-------- Provided data --------

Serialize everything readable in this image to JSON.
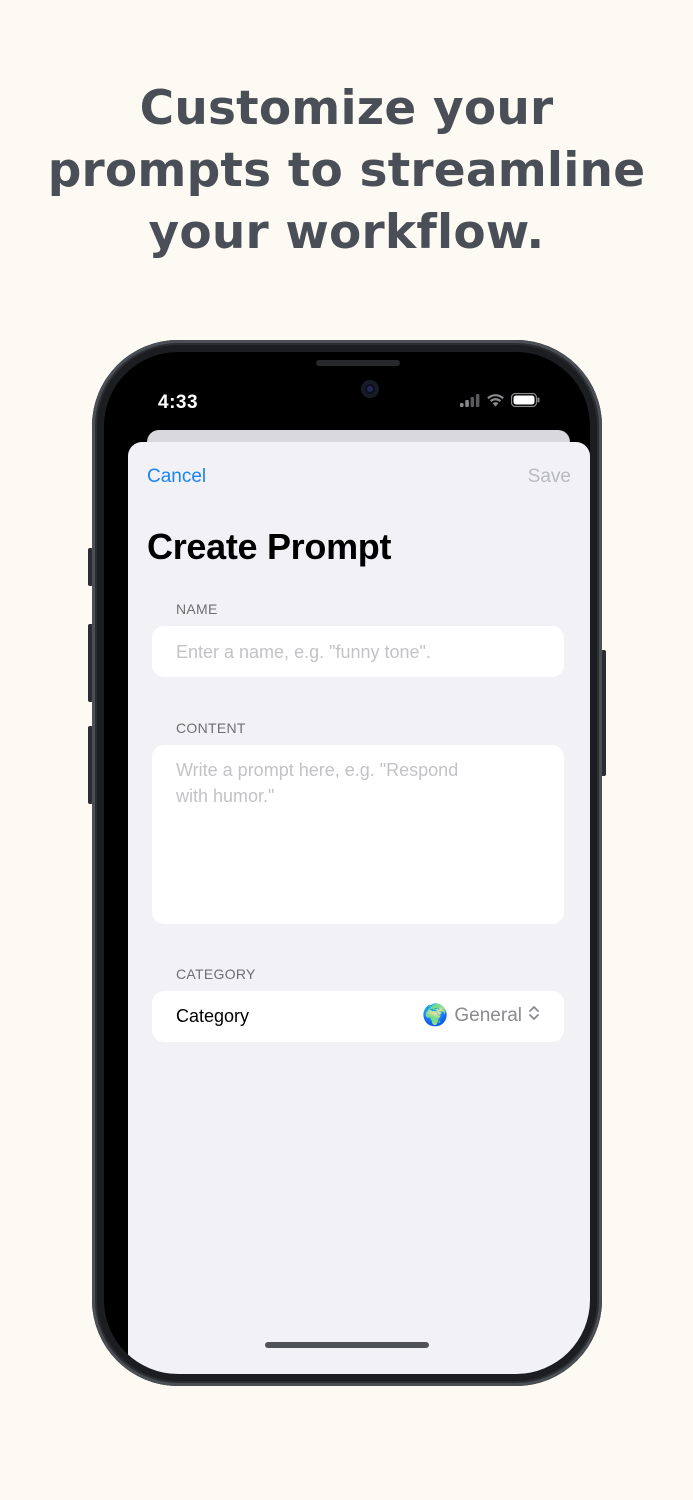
{
  "headline": {
    "line1": "Customize your",
    "line2": "prompts to streamline",
    "line3": "your workflow."
  },
  "status_bar": {
    "time": "4:33",
    "icons": [
      "cellular-signal-icon",
      "wifi-icon",
      "battery-icon"
    ]
  },
  "nav": {
    "cancel_label": "Cancel",
    "save_label": "Save"
  },
  "form": {
    "title": "Create Prompt",
    "name_section_label": "NAME",
    "name_placeholder": "Enter a name, e.g. \"funny tone\".",
    "content_section_label": "CONTENT",
    "content_placeholder_line1": "Write a prompt here, e.g. \"Respond",
    "content_placeholder_line2": "with humor.\"",
    "category_section_label": "CATEGORY",
    "category_label": "Category",
    "category_value": "General",
    "category_icon": "globe-emoji"
  },
  "colors": {
    "background": "#fdfaf3",
    "headline": "#4a4f57",
    "accent": "#1a83f5",
    "sheet": "#f1f1f6"
  }
}
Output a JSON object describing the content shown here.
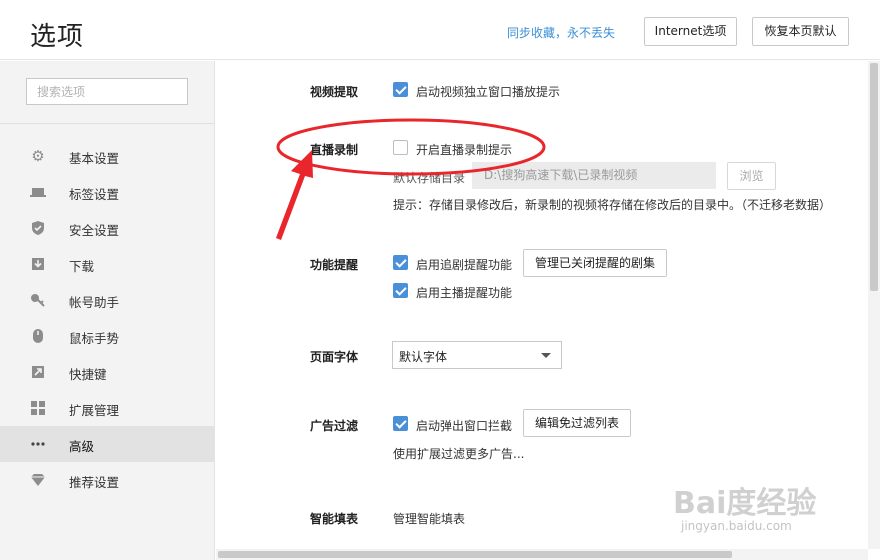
{
  "header": {
    "title": "选项",
    "sync_link": "同步收藏，永不丢失",
    "internet_options": "Internet选项",
    "restore_defaults": "恢复本页默认"
  },
  "sidebar": {
    "search_placeholder": "搜索选项",
    "items": [
      {
        "label": "基本设置",
        "icon": "gear-icon",
        "active": false
      },
      {
        "label": "标签设置",
        "icon": "tab-icon",
        "active": false
      },
      {
        "label": "安全设置",
        "icon": "shield-icon",
        "active": false
      },
      {
        "label": "下载",
        "icon": "download-icon",
        "active": false
      },
      {
        "label": "帐号助手",
        "icon": "key-icon",
        "active": false
      },
      {
        "label": "鼠标手势",
        "icon": "mouse-icon",
        "active": false
      },
      {
        "label": "快捷键",
        "icon": "shortcut-icon",
        "active": false
      },
      {
        "label": "扩展管理",
        "icon": "extensions-icon",
        "active": false
      },
      {
        "label": "高级",
        "icon": "more-icon",
        "active": true
      },
      {
        "label": "推荐设置",
        "icon": "diamond-icon",
        "active": false
      }
    ]
  },
  "main": {
    "video": {
      "title": "视频提取",
      "option": "启动视频独立窗口播放提示",
      "checked": true
    },
    "live_record": {
      "title": "直播录制",
      "option": "开启直播录制提示",
      "checked": false,
      "storage_label": "默认存储目录",
      "storage_path": "D:\\搜狗高速下载\\已录制视频",
      "browse": "浏览",
      "hint": "提示：存储目录修改后，新录制的视频将存储在修改后的目录中。（不迁移老数据）"
    },
    "feature_reminder": {
      "title": "功能提醒",
      "option1": "启用追剧提醒功能",
      "option1_checked": true,
      "manage_button": "管理已关闭提醒的剧集",
      "option2": "启用主播提醒功能",
      "option2_checked": true
    },
    "font": {
      "title": "页面字体",
      "selected": "默认字体"
    },
    "ad_filter": {
      "title": "广告过滤",
      "option": "启动弹出窗口拦截",
      "checked": true,
      "edit_button": "编辑免过滤列表",
      "hint": "使用扩展过滤更多广告..."
    },
    "autofill": {
      "title": "智能填表",
      "link": "管理智能填表"
    }
  },
  "annotation": {
    "color": "#e8262b"
  },
  "watermark": {
    "brand": "Bai度经验",
    "url": "jingyan.baidu.com"
  }
}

--------

Your task is to transcribe all of the records precisely, with no images included.

Serialize everything readable in this image to JSON.
{
  "headline": {
    "line1": "Customize your",
    "line2": "prompts to streamline",
    "line3": "your workflow."
  },
  "status_bar": {
    "time": "4:33",
    "icons": [
      "cellular-signal-icon",
      "wifi-icon",
      "battery-icon"
    ]
  },
  "nav": {
    "cancel_label": "Cancel",
    "save_label": "Save"
  },
  "form": {
    "title": "Create Prompt",
    "name_section_label": "NAME",
    "name_placeholder": "Enter a name, e.g. \"funny tone\".",
    "content_section_label": "CONTENT",
    "content_placeholder_line1": "Write a prompt here, e.g. \"Respond",
    "content_placeholder_line2": "with humor.\"",
    "category_section_label": "CATEGORY",
    "category_label": "Category",
    "category_value": "General",
    "category_icon": "globe-emoji"
  },
  "colors": {
    "background": "#fdfaf3",
    "headline": "#4a4f57",
    "accent": "#1a83f5",
    "sheet": "#f1f1f6"
  }
}
Output a JSON object describing the content shown here.
{
  "header": {
    "title": "选项",
    "sync_link": "同步收藏，永不丢失",
    "internet_options": "Internet选项",
    "restore_defaults": "恢复本页默认"
  },
  "sidebar": {
    "search_placeholder": "搜索选项",
    "items": [
      {
        "label": "基本设置",
        "icon": "gear-icon",
        "active": false
      },
      {
        "label": "标签设置",
        "icon": "tab-icon",
        "active": false
      },
      {
        "label": "安全设置",
        "icon": "shield-icon",
        "active": false
      },
      {
        "label": "下载",
        "icon": "download-icon",
        "active": false
      },
      {
        "label": "帐号助手",
        "icon": "key-icon",
        "active": false
      },
      {
        "label": "鼠标手势",
        "icon": "mouse-icon",
        "active": false
      },
      {
        "label": "快捷键",
        "icon": "shortcut-icon",
        "active": false
      },
      {
        "label": "扩展管理",
        "icon": "extensions-icon",
        "active": false
      },
      {
        "label": "高级",
        "icon": "more-icon",
        "active": true
      },
      {
        "label": "推荐设置",
        "icon": "diamond-icon",
        "active": false
      }
    ]
  },
  "main": {
    "video": {
      "title": "视频提取",
      "option": "启动视频独立窗口播放提示",
      "checked": true
    },
    "live_record": {
      "title": "直播录制",
      "option": "开启直播录制提示",
      "checked": false,
      "storage_label": "默认存储目录",
      "storage_path": "D:\\搜狗高速下载\\已录制视频",
      "browse": "浏览",
      "hint": "提示：存储目录修改后，新录制的视频将存储在修改后的目录中。（不迁移老数据）"
    },
    "feature_reminder": {
      "title": "功能提醒",
      "option1": "启用追剧提醒功能",
      "option1_checked": true,
      "manage_button": "管理已关闭提醒的剧集",
      "option2": "启用主播提醒功能",
      "option2_checked": true
    },
    "font": {
      "title": "页面字体",
      "selected": "默认字体"
    },
    "ad_filter": {
      "title": "广告过滤",
      "option": "启动弹出窗口拦截",
      "checked": true,
      "edit_button": "编辑免过滤列表",
      "hint": "使用扩展过滤更多广告..."
    },
    "autofill": {
      "title": "智能填表",
      "link": "管理智能填表"
    }
  },
  "annotation": {
    "color": "#e8262b"
  },
  "watermark": {
    "brand": "Bai度经验",
    "url": "jingyan.baidu.com"
  }
}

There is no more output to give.